General Mods??

I like the yosh r77 titanium exhaust and will probably go with that once I dig into my wallet. Did you notice a big difference when you switched out the forks to the R1 forks?
 
The full yosh R77 system can give a nice midrange boost in addition to gains at the top end. The stock header is a compromise design to fit the cat so even gutting it and installing a slipon will not net the same results (softer midrange) than switching to the full system. "Titanium" is simply the material choice for the can (Stainless and Carbon Fiber are also options). Switching to the full Yosh is something like a 15lb weight reduction over stock.

Keep in mind that changing the exhaust system should be done along with altering the fueling (PCIII or PCV) and intake (flies, filter, airbox mod) in order to achieve proper gains.
You may want to hold off at least some of the mods (FCE, Flies, Ignition module) until Ivan gets his ECU service sorted out. It should eliminate the need for the FCE and IM and may or may not work best with stock flies.

The R1 forks have the benefits of compression and rebound adjustability in both forks while the stockers are a cheaper less sophisticated design. They (the R1s) are also about 1cm shorter. Overall effect is to quicken steering with a more settled overall front end feel. The 6 pot radial calipers (and radial design master cylinder) provide 1 finger braking that is very easy to modulate. Its a nice upgrade for sure but look towards improving the rear shock first as the stock piece is truly sh*t.

Have fun!
 
Crikey! YES THE BIKE IS RESTRICTED IN LOWER GEARS. It is a combination of timing and secondary throttle plate control.

Stock bike makes about 125hp at the crank. A "full package" bike (see my signature for the mods) will make close to 150hp. I

Well in Europe I found lots of Dynocharts of stock bike pulling 150 HP. Here in the US the bikes seem to perform less, maybe the ethanol in the fuel?
 
Ok, so if I just add the R77 system to the bike I am not going to harm it in any way am I, I am assuming I will have to buy the servo delete thingy too haha. I would just like to get the new exhaust on and build up from there, the stock can is just so ugly and I don't want to just get a slip on since I can afford an entire system and plan bigger mods from here on out. I am literally minutes from ordering the full exhaust lol.
 
The full exhaust will not harm the bike ;). However a PCV is needed to get the full performance from it.
The servo eliminator is not needed, just leave the motor in and only remove the cables.
 
Just ordered the R77 full exhaust with carbon can/tip. I think it will look good on my grey/black bike. Should be at my house by the time I get off the Slope, still got a month and a half waiting for Alaska to thaw out before I can ride anyways haha. Maybe halfway through the season I will add a PCV and other little bits to get some more power throughout this riding season so I don't add 20 hp right off the bat and have to relearn how to ride the monster right off the bat haha
 
Well in Europe I found lots of Dynocharts of stock bike pulling 150 HP. Here in the US the bikes seem to perform less, maybe the ethanol in the fuel?

DATA PROVIDED –
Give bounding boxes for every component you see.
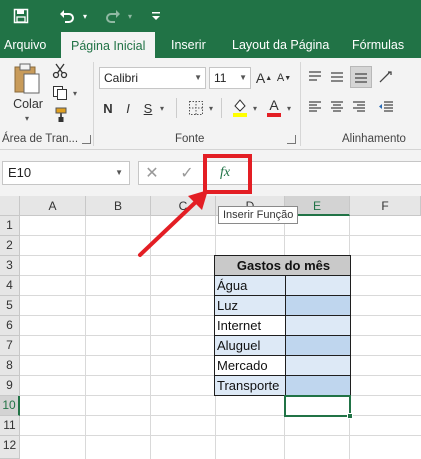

GOAL – In the forum discussion of motorcycle modifications, how much weight does switching to the full Yosh R77 system save compared with stock?

RESPONSE TO THIS TASK – About 15 lb.